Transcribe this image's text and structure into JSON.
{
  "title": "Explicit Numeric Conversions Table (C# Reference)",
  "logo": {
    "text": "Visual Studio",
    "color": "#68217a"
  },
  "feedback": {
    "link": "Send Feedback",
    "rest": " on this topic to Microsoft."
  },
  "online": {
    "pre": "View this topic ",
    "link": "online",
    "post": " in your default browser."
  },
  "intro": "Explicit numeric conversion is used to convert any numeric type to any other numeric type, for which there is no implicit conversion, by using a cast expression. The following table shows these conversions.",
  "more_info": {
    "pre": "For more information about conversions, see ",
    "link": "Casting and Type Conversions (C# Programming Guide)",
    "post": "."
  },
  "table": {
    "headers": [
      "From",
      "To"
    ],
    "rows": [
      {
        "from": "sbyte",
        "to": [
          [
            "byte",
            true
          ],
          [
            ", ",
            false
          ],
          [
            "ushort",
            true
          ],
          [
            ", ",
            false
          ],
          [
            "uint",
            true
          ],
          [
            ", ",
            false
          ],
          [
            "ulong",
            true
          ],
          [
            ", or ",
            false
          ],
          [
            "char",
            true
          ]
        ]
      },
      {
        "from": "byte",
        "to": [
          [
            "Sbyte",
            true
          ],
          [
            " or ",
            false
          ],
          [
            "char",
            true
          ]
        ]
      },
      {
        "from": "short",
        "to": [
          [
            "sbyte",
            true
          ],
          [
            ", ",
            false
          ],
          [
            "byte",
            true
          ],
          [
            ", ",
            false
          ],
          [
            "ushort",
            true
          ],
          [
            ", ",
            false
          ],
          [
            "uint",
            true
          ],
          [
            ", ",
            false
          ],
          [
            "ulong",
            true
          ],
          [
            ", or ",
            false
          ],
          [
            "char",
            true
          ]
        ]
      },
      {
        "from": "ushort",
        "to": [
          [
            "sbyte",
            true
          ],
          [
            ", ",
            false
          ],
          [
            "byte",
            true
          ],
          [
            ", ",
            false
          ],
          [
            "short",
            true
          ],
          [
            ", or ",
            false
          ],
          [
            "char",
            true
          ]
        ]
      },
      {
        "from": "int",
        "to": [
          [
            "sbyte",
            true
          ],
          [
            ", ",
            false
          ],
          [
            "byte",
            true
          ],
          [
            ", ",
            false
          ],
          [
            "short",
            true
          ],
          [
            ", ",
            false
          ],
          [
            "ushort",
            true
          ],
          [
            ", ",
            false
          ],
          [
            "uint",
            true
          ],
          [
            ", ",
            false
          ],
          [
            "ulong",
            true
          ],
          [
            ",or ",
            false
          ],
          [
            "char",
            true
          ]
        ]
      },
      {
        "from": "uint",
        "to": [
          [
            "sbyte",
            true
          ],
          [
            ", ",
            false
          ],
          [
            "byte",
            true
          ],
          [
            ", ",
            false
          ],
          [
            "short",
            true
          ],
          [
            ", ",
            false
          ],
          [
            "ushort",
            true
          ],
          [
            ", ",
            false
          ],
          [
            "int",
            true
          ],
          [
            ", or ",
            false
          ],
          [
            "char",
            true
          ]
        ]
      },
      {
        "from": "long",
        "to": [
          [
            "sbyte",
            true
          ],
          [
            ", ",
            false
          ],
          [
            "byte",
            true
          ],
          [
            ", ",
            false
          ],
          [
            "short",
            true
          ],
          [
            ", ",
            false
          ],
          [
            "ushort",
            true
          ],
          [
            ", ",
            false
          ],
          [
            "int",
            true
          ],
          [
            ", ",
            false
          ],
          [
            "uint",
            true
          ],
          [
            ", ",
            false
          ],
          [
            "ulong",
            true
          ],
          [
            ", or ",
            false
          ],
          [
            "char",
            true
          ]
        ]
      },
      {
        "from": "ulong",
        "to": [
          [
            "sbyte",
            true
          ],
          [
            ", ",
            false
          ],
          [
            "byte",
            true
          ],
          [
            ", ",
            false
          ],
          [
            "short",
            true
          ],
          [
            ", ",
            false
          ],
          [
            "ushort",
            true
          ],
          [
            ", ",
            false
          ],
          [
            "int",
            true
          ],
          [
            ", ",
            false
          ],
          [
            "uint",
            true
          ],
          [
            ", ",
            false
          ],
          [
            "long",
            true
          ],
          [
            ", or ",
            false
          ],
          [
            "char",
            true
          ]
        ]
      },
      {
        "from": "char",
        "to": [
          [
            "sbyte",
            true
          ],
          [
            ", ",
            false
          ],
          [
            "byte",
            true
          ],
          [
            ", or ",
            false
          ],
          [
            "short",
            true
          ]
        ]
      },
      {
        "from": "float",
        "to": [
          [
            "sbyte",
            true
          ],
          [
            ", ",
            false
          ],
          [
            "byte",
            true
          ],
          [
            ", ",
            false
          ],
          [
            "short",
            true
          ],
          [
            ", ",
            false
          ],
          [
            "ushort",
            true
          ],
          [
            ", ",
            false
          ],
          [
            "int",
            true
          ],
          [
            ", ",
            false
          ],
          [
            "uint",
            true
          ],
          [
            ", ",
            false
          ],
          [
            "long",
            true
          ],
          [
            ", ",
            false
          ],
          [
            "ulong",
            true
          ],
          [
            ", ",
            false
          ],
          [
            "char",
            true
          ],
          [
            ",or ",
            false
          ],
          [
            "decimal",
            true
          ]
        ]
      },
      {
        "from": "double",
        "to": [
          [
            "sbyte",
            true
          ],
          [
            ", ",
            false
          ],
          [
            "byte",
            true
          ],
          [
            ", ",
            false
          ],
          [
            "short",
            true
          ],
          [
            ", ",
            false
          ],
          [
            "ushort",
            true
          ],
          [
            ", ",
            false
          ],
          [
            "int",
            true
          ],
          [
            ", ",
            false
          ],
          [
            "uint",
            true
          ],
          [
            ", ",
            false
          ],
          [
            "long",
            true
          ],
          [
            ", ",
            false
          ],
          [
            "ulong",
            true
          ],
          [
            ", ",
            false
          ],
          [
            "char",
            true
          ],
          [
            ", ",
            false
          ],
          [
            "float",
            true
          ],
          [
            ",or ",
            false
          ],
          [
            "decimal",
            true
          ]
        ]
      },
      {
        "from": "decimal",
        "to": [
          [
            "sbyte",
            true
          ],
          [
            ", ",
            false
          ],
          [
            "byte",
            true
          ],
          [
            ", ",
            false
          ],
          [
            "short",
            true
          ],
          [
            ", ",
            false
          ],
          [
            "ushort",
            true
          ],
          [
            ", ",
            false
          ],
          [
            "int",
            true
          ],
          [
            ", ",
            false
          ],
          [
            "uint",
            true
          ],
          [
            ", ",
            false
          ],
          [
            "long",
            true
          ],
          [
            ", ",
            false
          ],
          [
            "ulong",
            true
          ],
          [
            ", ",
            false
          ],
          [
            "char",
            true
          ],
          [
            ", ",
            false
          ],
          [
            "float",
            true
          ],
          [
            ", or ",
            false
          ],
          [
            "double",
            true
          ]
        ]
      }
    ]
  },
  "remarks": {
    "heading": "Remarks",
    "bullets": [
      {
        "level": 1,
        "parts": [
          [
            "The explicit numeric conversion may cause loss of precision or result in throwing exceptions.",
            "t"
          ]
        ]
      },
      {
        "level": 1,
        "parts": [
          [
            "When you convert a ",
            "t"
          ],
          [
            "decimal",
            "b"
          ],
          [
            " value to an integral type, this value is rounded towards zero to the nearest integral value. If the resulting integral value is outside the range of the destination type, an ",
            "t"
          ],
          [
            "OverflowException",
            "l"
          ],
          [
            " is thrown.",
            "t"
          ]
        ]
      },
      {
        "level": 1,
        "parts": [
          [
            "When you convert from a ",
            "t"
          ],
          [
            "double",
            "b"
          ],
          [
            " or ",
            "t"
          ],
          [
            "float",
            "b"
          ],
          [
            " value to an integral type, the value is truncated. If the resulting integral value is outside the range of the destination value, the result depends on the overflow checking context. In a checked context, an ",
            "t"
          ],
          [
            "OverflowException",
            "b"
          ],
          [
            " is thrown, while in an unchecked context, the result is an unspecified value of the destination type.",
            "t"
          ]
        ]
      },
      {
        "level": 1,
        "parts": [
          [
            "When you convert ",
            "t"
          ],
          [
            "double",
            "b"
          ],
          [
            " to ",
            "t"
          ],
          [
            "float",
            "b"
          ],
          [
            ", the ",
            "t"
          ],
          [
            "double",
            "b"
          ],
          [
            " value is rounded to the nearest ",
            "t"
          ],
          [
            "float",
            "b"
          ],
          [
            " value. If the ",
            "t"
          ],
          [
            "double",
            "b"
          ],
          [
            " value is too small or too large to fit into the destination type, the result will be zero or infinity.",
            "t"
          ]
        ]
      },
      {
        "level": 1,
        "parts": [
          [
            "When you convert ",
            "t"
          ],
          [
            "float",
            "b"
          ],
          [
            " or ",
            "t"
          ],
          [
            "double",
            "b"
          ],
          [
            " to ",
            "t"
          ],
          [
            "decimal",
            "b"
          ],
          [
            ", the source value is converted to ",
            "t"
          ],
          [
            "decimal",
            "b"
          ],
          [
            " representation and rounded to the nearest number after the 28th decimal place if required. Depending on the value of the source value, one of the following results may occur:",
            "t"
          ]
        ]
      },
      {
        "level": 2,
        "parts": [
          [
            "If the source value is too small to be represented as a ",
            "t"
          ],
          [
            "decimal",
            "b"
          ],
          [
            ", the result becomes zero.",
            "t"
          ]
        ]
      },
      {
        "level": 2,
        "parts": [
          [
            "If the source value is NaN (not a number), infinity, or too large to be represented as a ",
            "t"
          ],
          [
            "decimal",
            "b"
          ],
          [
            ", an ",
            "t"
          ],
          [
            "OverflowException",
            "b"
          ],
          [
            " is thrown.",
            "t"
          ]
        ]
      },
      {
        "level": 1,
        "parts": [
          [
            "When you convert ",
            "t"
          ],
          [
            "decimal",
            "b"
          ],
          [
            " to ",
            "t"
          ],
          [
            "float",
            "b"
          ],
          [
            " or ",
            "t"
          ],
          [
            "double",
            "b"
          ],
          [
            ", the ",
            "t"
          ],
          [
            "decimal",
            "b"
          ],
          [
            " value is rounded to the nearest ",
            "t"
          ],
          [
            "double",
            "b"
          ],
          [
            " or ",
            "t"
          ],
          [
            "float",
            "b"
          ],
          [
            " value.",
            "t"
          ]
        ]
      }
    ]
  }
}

──────────────────────────────

▸ What needs to be done:
Return each full line of the entries that contains the word "rounded".

▸ Worked solution:
            " value to an integral type, this value is rounded towards zero to the nearest integral value. If the resulting integral value is outside the range of the destination type, an ",
            " value is rounded to the nearest ",
            " representation and rounded to the nearest number after the 28th decimal place if required. Depending on the value of the source value, one of the following results may occur:",
            " value is rounded to the nearest ",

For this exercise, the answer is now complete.